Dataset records
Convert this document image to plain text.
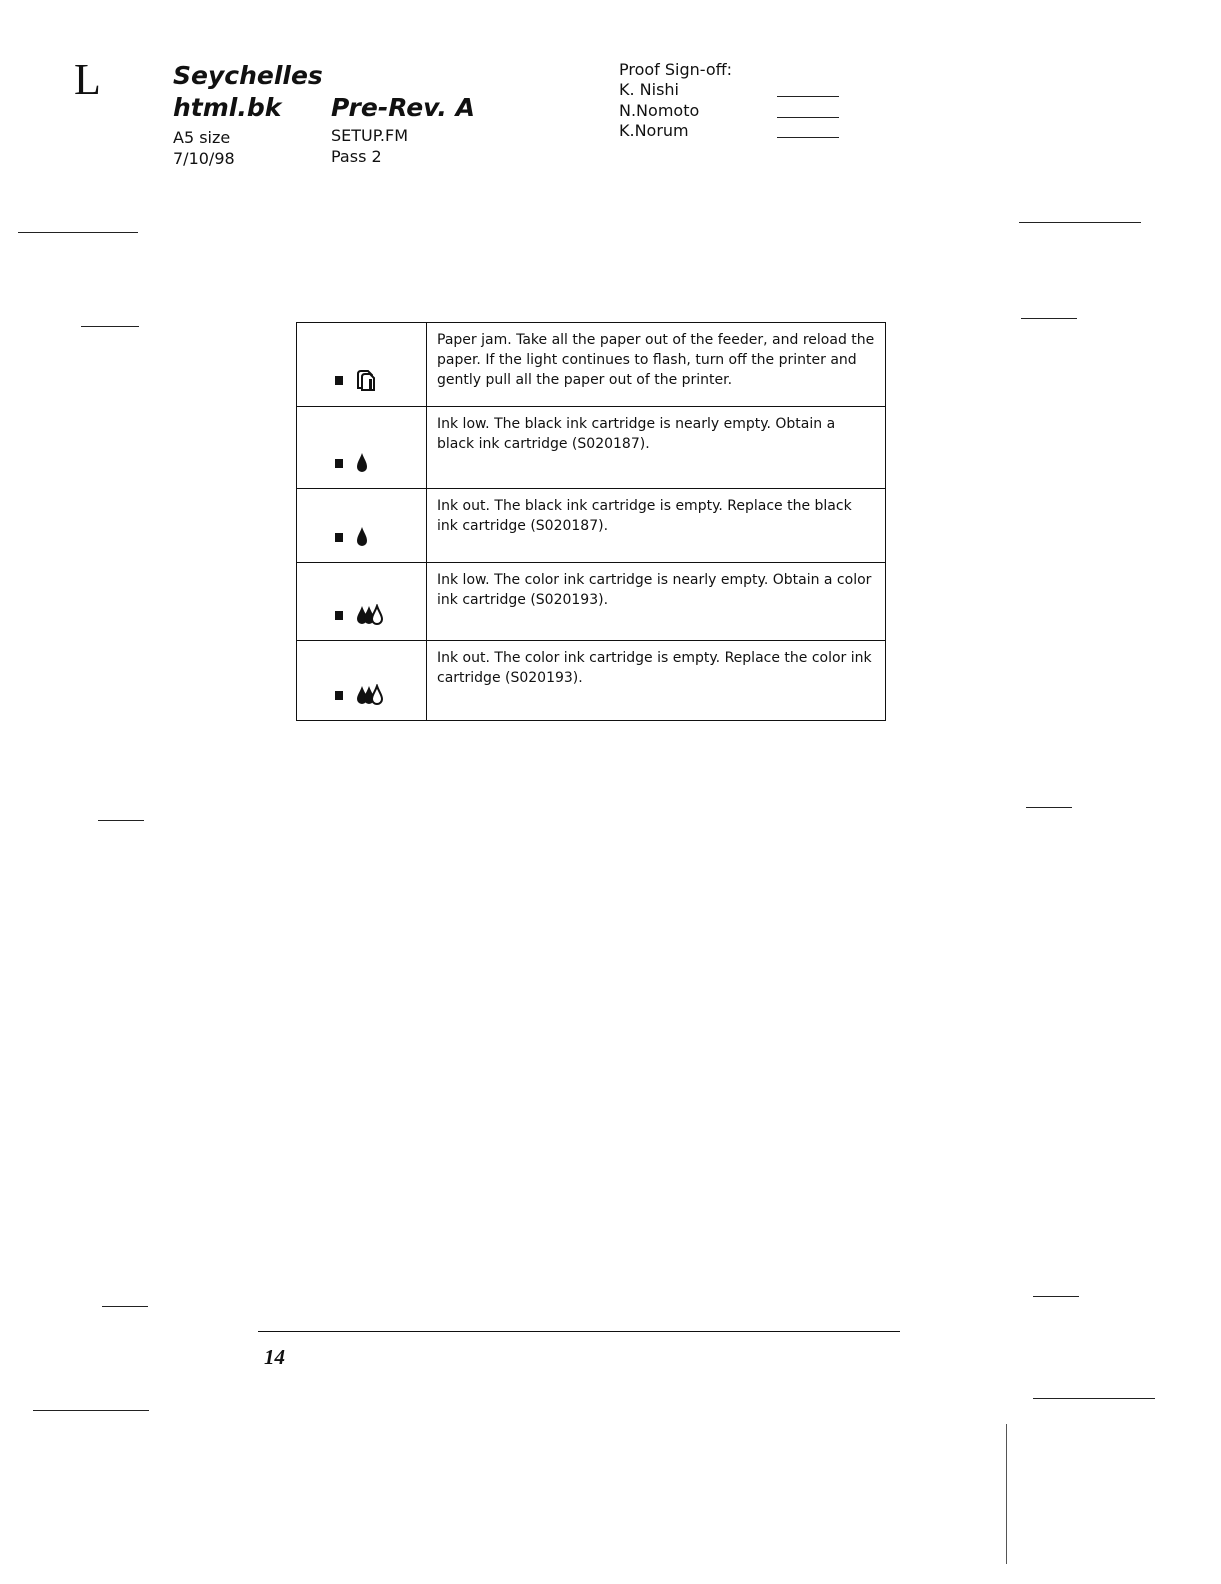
L	Seychelles
html.bk Pre-Rev. A
A5 size
7/10/98
SETUP.FM
Pass 2
Proof Sign-off:
K. Nishi
N.Nomoto
K.Norum
	Paper jam. Take all the paper out of the feeder, and reload the paper. If the light continues to flash, turn off the printer and gently pull all the paper out of the printer.

	Ink low. The black ink cartridge is nearly empty. Obtain a black ink cartridge (S020187).

	Ink out. The black ink cartridge is empty. Replace the black ink cartridge (S020187).

	Ink low. The color ink cartridge is nearly empty. Obtain a color ink cartridge (S020193).

	Ink out. The color ink cartridge is empty. Replace the color ink cartridge (S020193).
14
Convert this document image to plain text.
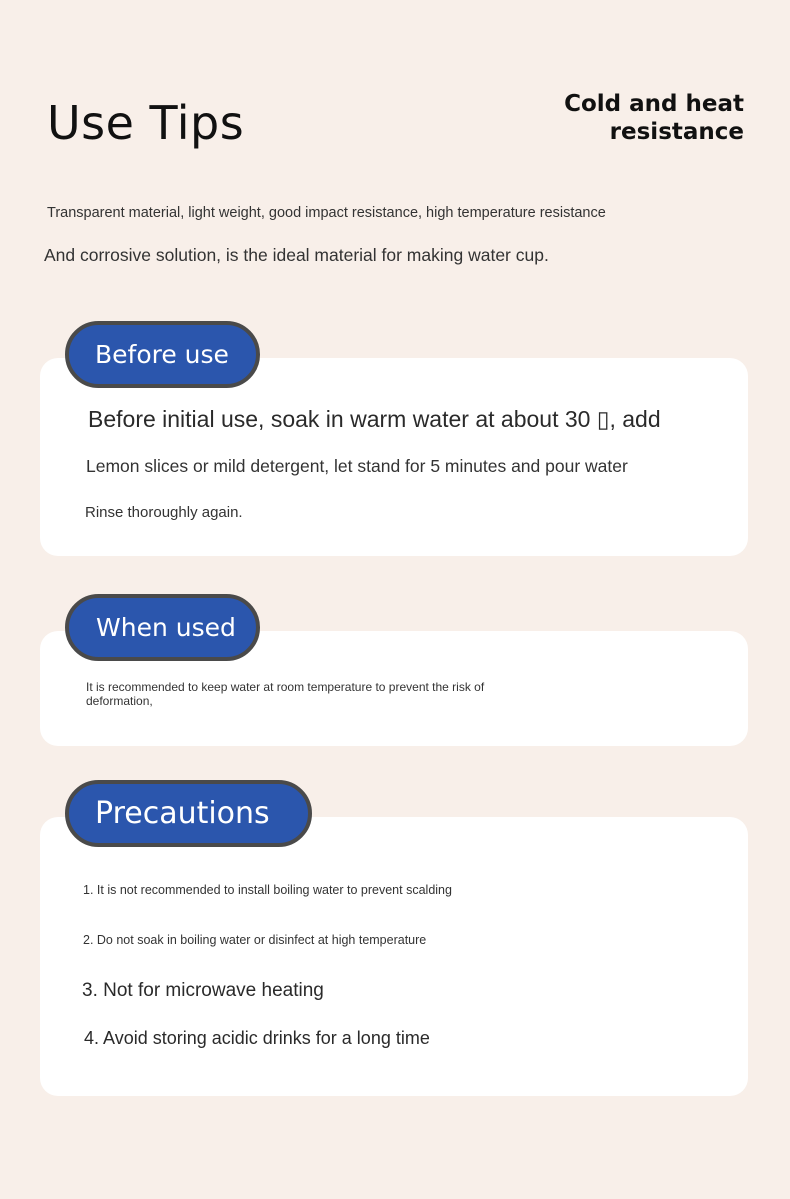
Use Tips	Cold and heat resistance
Transparent material, light weight, good impact resistance, high temperature resistance
And corrosive solution, is the ideal material for making water cup.
Before initial use, soak in warm water at about 30 ▯, add
Lemon slices or mild detergent, let stand for 5 minutes and pour water
Rinse thoroughly again.
Before use
It is recommended to keep water at room temperature to prevent the risk of deformation,
When used
1. It is not recommended to install boiling water to prevent scalding
2. Do not soak in boiling water or disinfect at high temperature
3. Not for microwave heating
4. Avoid storing acidic drinks for a long time
Precautions
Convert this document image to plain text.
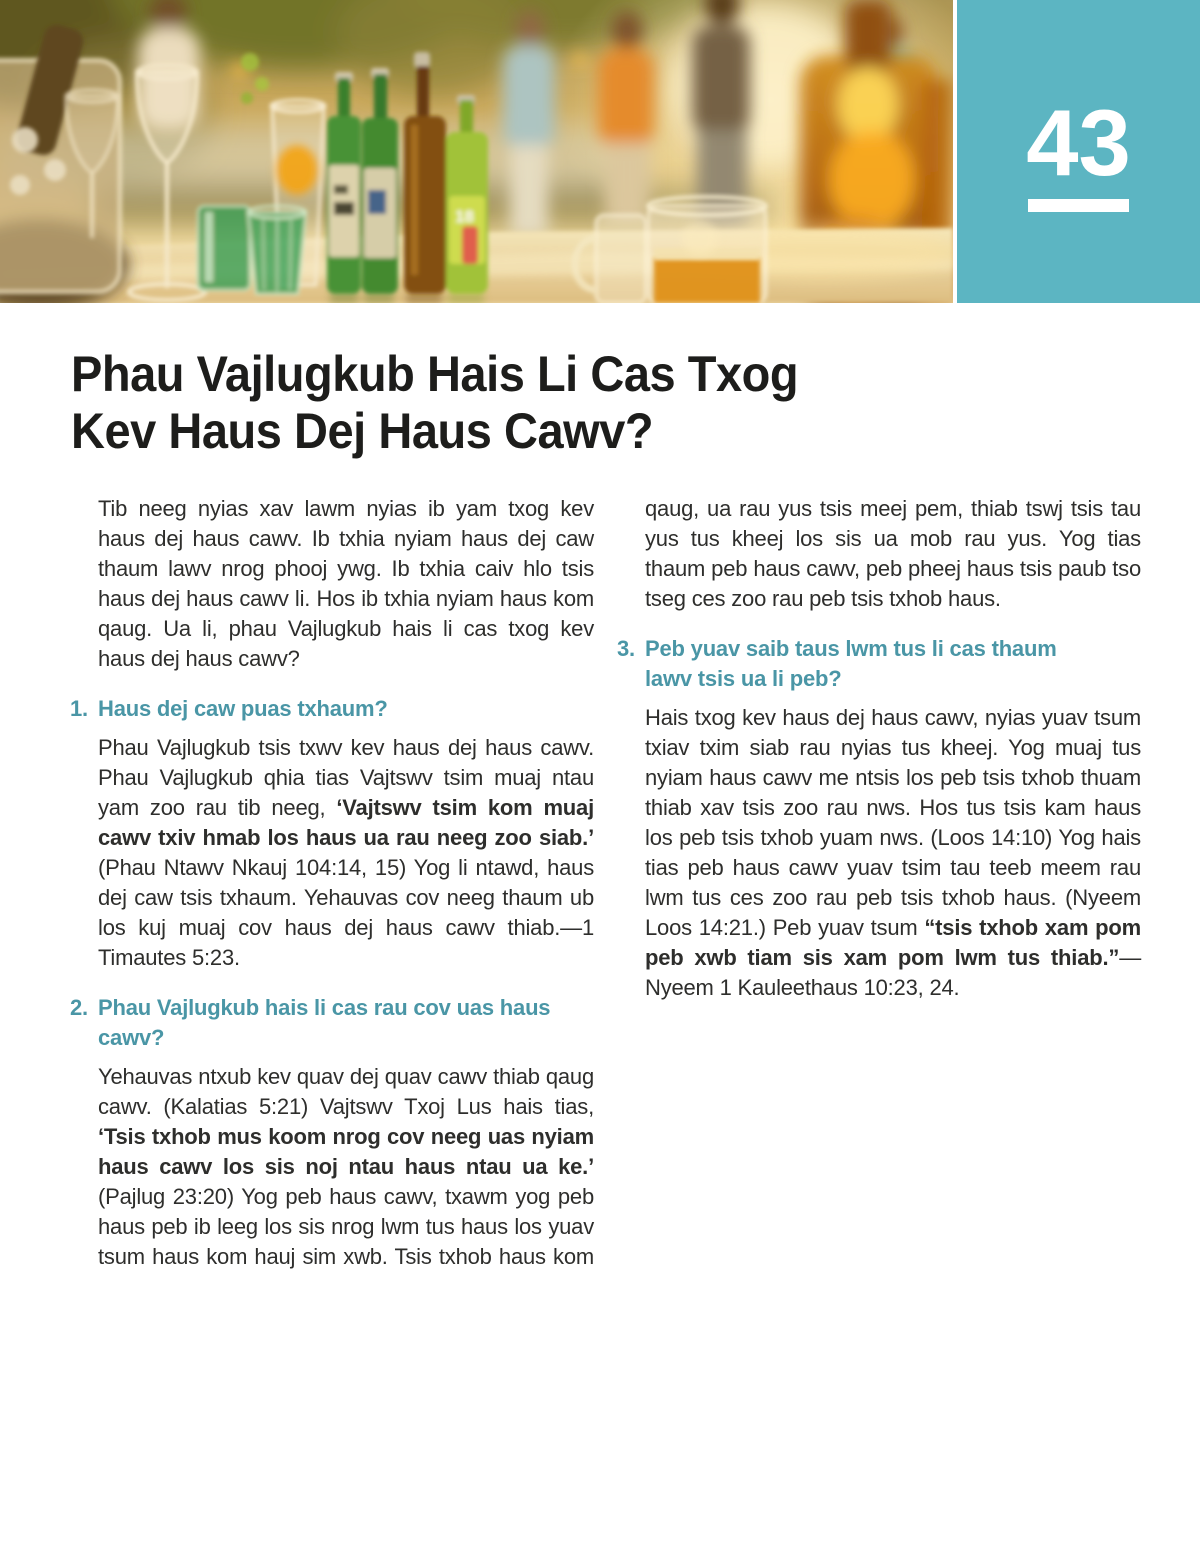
18
43
Phau Vajlugkub Hais Li Cas Txog
Kev Haus Dej Haus Cawv?

Tib neeg nyias xav lawm nyias ib yam txog kev haus dej haus cawv. Ib txhia nyiam haus dej caw thaum lawv nrog phooj ywg. Ib txhia caiv hlo tsis haus dej haus cawv li. Hos ib txhia nyiam haus kom qaug. Ua li, phau Vajlugkub hais li cas txog kev haus dej haus cawv?

1. Haus dej caw puas txhaum?

Phau Vajlugkub tsis txwv kev haus dej haus cawv. Phau Vajlugkub qhia tias Vajtswv tsim muaj ntau yam zoo rau tib neeg, ‘Vajtswv tsim kom muaj cawv txiv hmab los haus ua rau neeg zoo siab.’ (Phau Ntawv Nkauj 104:14, 15) Yog li ntawd, haus dej caw tsis txhaum. Yehauvas cov neeg thaum ub los kuj muaj cov haus dej haus cawv thiab.—1 Timautes 5:23.

2. Phau Vajlugkub hais li cas rau cov uas haus cawv?

Yehauvas ntxub kev quav dej quav cawv thiab qaug cawv. (Kalatias 5:21) Vajtswv Txoj Lus hais tias, ‘Tsis txhob mus koom nrog cov neeg uas nyiam haus cawv los sis noj ntau haus ntau ua ke.’ (Pajlug 23:20) Yog peb haus cawv, txawm yog peb haus peb ib leeg los sis nrog lwm tus haus los yuav tsum haus kom hauj sim xwb. Tsis txhob haus kom qaug, ua rau yus tsis meej pem, thiab tswj tsis tau yus tus kheej los sis ua mob rau yus. Yog tias thaum peb haus cawv, peb pheej haus tsis paub tso tseg ces zoo rau peb tsis txhob haus.

3. Peb yuav saib taus lwm tus li cas thaum lawv tsis ua li peb?

Hais txog kev haus dej haus cawv, nyias yuav tsum txiav txim siab rau nyias tus kheej. Yog muaj tus nyiam haus cawv me ntsis los peb tsis txhob thuam thiab xav tsis zoo rau nws. Hos tus tsis kam haus los peb tsis txhob yuam nws. (Loos 14:10) Yog hais tias peb haus cawv yuav tsim tau teeb meem rau lwm tus ces zoo rau peb tsis txhob haus. (Nyeem Loos 14:21.) Peb yuav tsum “tsis txhob xam pom peb xwb tiam sis xam pom lwm tus thiab.”—Nyeem 1 Kauleethaus 10:23, 24.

Work to complete: Check each line of the records for the word "Obtain", and show the lines that contain it.

Correct result:
	Ink low. The black ink cartridge is nearly empty. Obtain a black ink cartridge (S020187).
	Ink low. The color ink cartridge is nearly empty. Obtain a color ink cartridge (S020193).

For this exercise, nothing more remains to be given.